▸ **TASK DIRECTIONS**:
Look below and pull out each line with the word "text".

--- PROVIDED RECORDS ---

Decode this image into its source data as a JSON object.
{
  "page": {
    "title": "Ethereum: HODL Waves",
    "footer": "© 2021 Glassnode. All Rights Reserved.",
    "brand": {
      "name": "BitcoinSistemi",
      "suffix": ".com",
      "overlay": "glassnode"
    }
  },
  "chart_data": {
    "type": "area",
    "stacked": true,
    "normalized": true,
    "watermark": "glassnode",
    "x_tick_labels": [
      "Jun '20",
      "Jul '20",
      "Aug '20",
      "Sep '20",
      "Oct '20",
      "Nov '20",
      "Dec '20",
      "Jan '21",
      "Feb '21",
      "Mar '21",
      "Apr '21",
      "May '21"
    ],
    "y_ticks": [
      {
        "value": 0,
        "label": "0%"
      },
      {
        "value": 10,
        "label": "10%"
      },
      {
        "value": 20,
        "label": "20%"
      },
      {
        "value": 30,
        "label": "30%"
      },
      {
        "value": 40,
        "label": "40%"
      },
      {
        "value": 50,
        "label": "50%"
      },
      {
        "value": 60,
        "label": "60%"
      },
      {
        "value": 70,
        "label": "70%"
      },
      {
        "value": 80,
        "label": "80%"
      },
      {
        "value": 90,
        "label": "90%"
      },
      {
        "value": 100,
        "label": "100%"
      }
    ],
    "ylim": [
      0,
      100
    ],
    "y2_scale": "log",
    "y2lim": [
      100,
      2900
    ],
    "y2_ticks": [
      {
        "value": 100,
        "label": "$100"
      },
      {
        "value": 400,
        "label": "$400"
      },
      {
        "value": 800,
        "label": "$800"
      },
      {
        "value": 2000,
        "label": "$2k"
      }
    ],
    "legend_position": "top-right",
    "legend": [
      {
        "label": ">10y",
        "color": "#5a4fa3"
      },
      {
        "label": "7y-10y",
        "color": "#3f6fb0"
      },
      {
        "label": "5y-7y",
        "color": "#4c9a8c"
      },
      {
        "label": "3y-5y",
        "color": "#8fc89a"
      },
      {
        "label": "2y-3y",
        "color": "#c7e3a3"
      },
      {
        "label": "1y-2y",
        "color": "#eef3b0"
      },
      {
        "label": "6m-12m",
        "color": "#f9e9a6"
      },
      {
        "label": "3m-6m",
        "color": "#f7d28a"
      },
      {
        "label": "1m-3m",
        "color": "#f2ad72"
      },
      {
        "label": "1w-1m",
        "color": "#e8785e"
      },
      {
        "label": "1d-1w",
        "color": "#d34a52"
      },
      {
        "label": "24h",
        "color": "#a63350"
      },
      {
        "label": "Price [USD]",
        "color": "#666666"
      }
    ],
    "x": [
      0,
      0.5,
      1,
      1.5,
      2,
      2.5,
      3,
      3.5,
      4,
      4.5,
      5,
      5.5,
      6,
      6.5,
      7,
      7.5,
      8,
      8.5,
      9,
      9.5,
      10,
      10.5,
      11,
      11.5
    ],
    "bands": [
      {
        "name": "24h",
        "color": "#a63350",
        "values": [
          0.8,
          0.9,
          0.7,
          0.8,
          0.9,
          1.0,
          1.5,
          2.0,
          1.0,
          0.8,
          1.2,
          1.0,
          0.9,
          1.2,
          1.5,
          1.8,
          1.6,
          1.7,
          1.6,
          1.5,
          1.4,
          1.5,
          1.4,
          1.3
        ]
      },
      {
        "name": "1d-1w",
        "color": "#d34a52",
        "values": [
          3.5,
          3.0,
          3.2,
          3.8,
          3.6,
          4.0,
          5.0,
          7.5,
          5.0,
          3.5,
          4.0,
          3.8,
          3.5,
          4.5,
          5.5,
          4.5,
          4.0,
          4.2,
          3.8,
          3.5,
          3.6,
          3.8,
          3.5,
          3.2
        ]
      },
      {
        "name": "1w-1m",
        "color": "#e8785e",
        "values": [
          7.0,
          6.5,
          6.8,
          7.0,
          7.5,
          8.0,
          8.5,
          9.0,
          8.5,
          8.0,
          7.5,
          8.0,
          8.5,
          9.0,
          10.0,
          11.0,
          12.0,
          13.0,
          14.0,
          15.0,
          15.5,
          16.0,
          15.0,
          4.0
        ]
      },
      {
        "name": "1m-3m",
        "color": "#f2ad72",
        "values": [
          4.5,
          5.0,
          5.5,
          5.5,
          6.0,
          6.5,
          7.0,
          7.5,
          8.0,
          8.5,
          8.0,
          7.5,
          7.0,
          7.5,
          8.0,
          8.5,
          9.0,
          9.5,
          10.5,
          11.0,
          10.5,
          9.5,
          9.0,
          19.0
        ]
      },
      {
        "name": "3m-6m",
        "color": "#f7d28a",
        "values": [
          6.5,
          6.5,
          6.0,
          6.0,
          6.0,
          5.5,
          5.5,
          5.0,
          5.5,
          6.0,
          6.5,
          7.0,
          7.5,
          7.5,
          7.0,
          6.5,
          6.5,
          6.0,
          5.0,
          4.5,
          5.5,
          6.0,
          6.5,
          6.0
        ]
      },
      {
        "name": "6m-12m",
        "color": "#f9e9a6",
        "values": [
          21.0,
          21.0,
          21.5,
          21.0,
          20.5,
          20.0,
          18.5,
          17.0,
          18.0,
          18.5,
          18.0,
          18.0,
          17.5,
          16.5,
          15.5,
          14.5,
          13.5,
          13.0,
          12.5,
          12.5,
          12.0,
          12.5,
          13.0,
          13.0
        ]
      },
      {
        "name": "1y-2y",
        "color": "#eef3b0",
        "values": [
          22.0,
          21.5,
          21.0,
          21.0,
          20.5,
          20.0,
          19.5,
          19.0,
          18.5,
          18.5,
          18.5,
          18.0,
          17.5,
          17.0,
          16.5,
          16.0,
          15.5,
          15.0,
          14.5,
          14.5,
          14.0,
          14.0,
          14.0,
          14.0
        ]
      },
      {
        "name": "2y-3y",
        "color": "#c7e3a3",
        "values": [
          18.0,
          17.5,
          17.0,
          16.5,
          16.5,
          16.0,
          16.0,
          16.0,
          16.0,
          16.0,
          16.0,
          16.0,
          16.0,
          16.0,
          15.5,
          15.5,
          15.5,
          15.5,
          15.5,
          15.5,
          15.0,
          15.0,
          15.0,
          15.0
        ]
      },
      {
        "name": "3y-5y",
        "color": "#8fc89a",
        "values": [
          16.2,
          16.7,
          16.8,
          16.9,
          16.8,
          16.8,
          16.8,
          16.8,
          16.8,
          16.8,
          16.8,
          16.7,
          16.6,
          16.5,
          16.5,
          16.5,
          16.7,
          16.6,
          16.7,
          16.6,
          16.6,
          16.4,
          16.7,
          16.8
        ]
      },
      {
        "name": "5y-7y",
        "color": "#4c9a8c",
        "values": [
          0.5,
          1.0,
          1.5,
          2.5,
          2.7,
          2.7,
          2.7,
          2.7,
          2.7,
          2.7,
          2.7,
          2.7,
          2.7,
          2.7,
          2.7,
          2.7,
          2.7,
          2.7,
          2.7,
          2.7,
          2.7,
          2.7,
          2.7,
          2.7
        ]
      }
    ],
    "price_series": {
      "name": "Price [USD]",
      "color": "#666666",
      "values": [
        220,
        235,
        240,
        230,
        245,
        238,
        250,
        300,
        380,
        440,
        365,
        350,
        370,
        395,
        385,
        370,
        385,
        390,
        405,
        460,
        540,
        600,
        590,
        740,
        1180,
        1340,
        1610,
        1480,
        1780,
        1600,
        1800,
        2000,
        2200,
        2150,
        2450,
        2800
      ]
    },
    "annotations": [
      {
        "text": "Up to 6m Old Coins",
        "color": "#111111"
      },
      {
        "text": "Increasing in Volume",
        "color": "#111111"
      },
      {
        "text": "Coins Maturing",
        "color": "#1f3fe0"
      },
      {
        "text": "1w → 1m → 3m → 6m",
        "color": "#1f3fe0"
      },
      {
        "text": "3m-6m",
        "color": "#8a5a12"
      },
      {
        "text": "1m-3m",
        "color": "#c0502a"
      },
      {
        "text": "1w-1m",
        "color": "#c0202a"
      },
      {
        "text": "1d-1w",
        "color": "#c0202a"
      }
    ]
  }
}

---

▸ **FULL SOLUTION**:
        "text": "Up to 6m Old Coins",
        "text": "Increasing in Volume",
        "text": "Coins Maturing",
        "text": "1w → 1m → 3m → 6m",
        "text": "3m-6m",
        "text": "1m-3m",
        "text": "1w-1m",
        "text": "1d-1w",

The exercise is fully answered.